[START OF EXERCISE MATERIALS]

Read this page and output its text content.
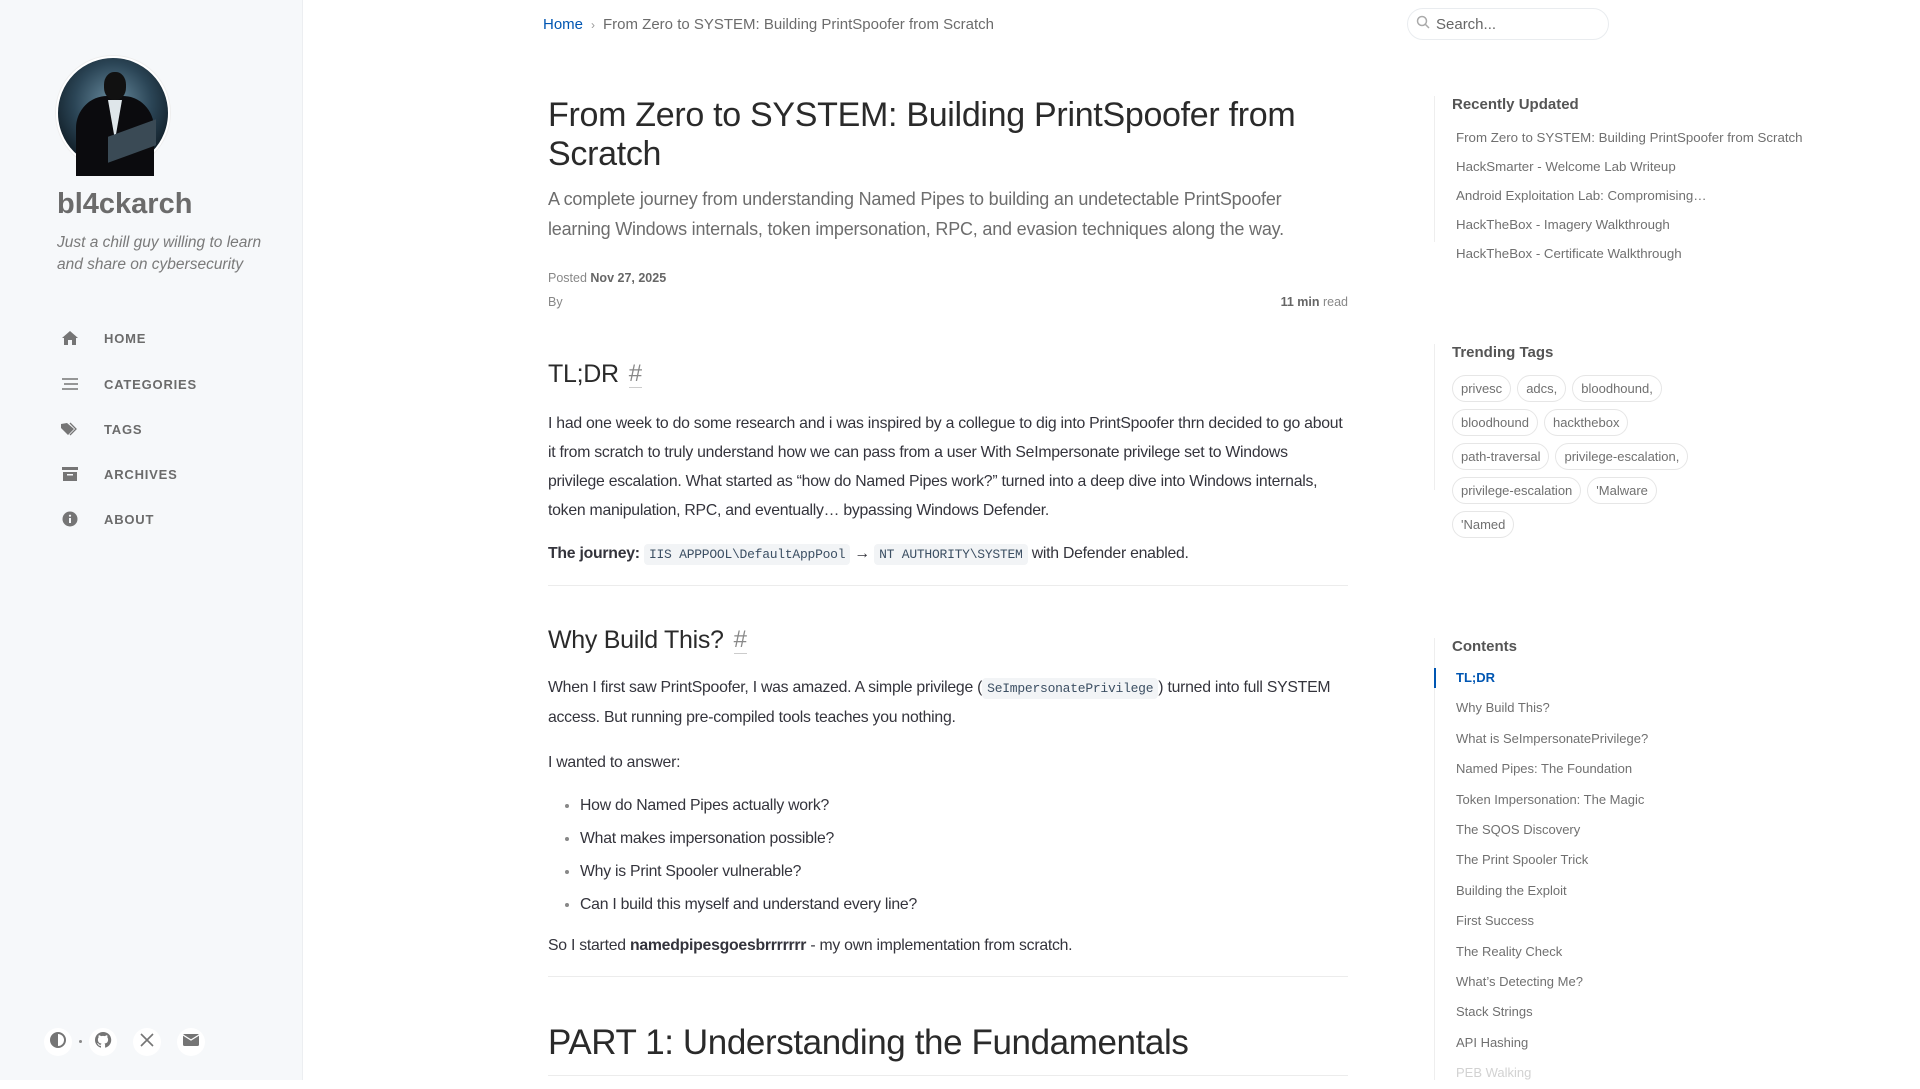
bl4ckarch
Just a chill guy willing to learn and share on cybersecurity
HOME
CATEGORIES
TAGS
ARCHIVES
ABOUT
Home › From Zero to SYSTEM: Building PrintSpoofer from Scratch
Search...
From Zero to SYSTEM: Building PrintSpoofer from Scratch
A complete journey from understanding Named Pipes to building an undetectable PrintSpoofer learning Windows internals, token impersonation, RPC, and evasion techniques along the way.
Posted Nov 27, 2025
By	11 min read
TL;DR #

I had one week to do some research and i was inspired by a collegue to dig into PrintSpoofer thrn decided to go about it from scratch to truly understand how we can pass from a user With SeImpersonate privilege set to Windows privilege escalation. What started as “how do Named Pipes work?” turned into a deep dive into Windows internals, token manipulation, RPC, and eventually… bypassing Windows Defender.

The journey: IIS APPPOOL\DefaultAppPool → NT AUTHORITY\SYSTEM with Defender enabled.

Why Build This? #

When I first saw PrintSpoofer, I was amazed. A simple privilege ( SeImpersonatePrivilege ) turned into full SYSTEM access. But running pre-compiled tools teaches you nothing.

I wanted to answer:

• How do Named Pipes actually work?
• What makes impersonation possible?
• Why is Print Spooler vulnerable?
• Can I build this myself and understand every line?

So I started namedpipesgoesbrrrrrrr - my own implementation from scratch.

PART 1: Understanding the Fundamentals
Recently Updated
From Zero to SYSTEM: Building PrintSpoofer from Scratch
HackSmarter - Welcome Lab Writeup
Android Exploitation Lab: Compromising…
HackTheBox - Imagery Walkthrough
HackTheBox - Certificate Walkthrough
Trending Tags
privesc	adcs,	bloodhound,
bloodhound	hackthebox
path-traversal	privilege-escalation,
privilege-escalation	'Malware
'Named
Contents
TL;DR
Why Build This?
What is SeImpersonatePrivilege?
Named Pipes: The Foundation
Token Impersonation: The Magic
The SQOS Discovery
The Print Spooler Trick
Building the Exploit
First Success
The Reality Check
What’s Detecting Me?
Stack Strings
API Hashing
PEB Walking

[END OF EXERCISE MATERIALS]

→ WRITTEN INSTRUCTION
Of the lines in the listing, how many hold the word "turned"? Nothing but the number is needed.

→ OUTPUT FOR THIS TASK
2